* Task directions:
Recast the records below, from their first line through the line containing "th-actions: Edit All [1640,225,1760,277]", as a JSON list of strings with one string per line, omitting any blank lines.

>> BEGIN

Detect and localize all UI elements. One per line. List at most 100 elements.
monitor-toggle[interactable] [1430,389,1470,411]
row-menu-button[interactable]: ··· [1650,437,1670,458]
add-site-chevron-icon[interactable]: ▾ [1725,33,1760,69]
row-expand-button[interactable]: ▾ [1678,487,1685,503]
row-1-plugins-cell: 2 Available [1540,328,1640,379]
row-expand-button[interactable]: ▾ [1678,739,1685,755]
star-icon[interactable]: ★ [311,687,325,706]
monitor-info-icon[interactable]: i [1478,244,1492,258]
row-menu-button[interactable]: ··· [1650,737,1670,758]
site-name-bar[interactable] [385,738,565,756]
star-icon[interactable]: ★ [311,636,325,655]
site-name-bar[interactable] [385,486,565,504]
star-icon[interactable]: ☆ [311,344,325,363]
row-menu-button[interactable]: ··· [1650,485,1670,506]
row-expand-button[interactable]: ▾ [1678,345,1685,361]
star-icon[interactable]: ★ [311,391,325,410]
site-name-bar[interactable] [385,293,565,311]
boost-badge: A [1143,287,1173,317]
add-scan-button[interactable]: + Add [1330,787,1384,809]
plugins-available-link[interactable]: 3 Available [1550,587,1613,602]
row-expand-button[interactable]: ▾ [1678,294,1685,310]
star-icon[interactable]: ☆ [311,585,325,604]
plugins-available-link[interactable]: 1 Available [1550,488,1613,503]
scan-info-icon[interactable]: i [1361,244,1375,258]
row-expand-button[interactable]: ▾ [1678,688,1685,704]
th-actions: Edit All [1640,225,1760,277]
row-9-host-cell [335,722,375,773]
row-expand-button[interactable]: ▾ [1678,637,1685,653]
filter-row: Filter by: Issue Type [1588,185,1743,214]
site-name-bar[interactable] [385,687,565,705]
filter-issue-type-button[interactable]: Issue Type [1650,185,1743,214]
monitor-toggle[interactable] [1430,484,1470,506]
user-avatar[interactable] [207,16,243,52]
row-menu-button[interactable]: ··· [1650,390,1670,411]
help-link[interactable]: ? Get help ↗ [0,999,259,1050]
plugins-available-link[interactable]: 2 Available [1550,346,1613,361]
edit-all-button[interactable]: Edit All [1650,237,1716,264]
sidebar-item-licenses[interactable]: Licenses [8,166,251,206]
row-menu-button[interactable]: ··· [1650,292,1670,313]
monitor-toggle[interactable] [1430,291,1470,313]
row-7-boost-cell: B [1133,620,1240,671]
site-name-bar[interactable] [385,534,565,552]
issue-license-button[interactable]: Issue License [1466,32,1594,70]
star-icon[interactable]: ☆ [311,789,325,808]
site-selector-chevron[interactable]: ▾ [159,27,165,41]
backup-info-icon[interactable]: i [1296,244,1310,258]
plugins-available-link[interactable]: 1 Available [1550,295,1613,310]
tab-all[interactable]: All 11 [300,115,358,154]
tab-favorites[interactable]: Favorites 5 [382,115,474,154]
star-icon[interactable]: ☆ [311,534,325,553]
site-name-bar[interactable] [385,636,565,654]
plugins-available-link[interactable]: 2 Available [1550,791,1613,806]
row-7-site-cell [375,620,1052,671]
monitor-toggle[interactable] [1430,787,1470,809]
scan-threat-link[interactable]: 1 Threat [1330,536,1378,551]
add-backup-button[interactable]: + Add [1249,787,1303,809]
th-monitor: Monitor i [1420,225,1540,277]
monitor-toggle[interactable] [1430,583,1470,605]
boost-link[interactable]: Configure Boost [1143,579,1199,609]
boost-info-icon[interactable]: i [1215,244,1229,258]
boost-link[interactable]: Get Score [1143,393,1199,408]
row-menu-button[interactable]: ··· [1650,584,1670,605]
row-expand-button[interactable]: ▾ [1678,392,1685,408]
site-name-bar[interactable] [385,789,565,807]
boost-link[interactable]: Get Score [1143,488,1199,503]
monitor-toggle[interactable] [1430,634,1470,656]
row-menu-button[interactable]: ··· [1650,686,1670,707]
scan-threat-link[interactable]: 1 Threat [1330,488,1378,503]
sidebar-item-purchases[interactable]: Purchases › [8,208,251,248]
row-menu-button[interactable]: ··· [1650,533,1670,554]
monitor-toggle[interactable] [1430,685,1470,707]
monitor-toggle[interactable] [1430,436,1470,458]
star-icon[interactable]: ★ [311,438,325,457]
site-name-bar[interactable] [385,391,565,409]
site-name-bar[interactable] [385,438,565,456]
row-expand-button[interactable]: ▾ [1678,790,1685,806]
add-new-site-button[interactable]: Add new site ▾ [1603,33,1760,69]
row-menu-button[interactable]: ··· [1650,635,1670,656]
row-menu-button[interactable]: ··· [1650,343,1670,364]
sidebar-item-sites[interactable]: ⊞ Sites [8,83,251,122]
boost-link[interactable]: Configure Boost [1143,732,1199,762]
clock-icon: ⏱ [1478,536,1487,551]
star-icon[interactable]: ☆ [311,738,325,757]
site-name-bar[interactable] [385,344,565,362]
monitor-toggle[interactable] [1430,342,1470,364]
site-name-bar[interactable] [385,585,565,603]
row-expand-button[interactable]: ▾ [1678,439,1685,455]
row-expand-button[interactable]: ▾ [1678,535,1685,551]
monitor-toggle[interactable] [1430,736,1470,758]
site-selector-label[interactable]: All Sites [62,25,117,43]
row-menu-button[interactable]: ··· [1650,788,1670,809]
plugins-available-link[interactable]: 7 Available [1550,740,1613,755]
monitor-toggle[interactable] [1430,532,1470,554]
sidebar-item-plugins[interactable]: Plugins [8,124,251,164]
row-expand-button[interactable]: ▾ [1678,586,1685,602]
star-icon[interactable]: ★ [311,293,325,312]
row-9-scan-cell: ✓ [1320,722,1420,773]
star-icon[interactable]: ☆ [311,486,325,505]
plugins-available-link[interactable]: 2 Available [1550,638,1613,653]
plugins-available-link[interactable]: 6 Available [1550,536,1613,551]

>> END

* Exercise output:
[
  "Detect and localize all UI elements. One per line. List at most 100 elements.",
  "monitor-toggle[interactable] [1430,389,1470,411]",
  "row-menu-button[interactable]: ··· [1650,437,1670,458]",
  "add-site-chevron-icon[interactable]: ▾ [1725,33,1760,69]",
  "row-expand-button[interactable]: ▾ [1678,487,1685,503]",
  "row-1-plugins-cell: 2 Available [1540,328,1640,379]",
  "row-expand-button[interactable]: ▾ [1678,739,1685,755]",
  "star-icon[interactable]: ★ [311,687,325,706]",
  "monitor-info-icon[interactable]: i [1478,244,1492,258]",
  "row-menu-button[interactable]: ··· [1650,737,1670,758]",
  "site-name-bar[interactable] [385,738,565,756]",
  "star-icon[interactable]: ★ [311,636,325,655]",
  "site-name-bar[interactable] [385,486,565,504]",
  "star-icon[interactable]: ☆ [311,344,325,363]",
  "row-menu-button[interactable]: ··· [1650,485,1670,506]",
  "row-expand-button[interactable]: ▾ [1678,345,1685,361]",
  "star-icon[interactable]: ★ [311,391,325,410]",
  "site-name-bar[interactable] [385,293,565,311]",
  "boost-badge: A [1143,287,1173,317]",
  "add-scan-button[interactable]: + Add [1330,787,1384,809]",
  "plugins-available-link[interactable]: 3 Available [1550,587,1613,602]",
  "row-expand-button[interactable]: ▾ [1678,294,1685,310]",
  "star-icon[interactable]: ☆ [311,585,325,604]",
  "plugins-available-link[interactable]: 1 Available [1550,488,1613,503]",
  "scan-info-icon[interactable]: i [1361,244,1375,258]",
  "row-expand-button[interactable]: ▾ [1678,688,1685,704]",
  "th-actions: Edit All [1640,225,1760,277]"
]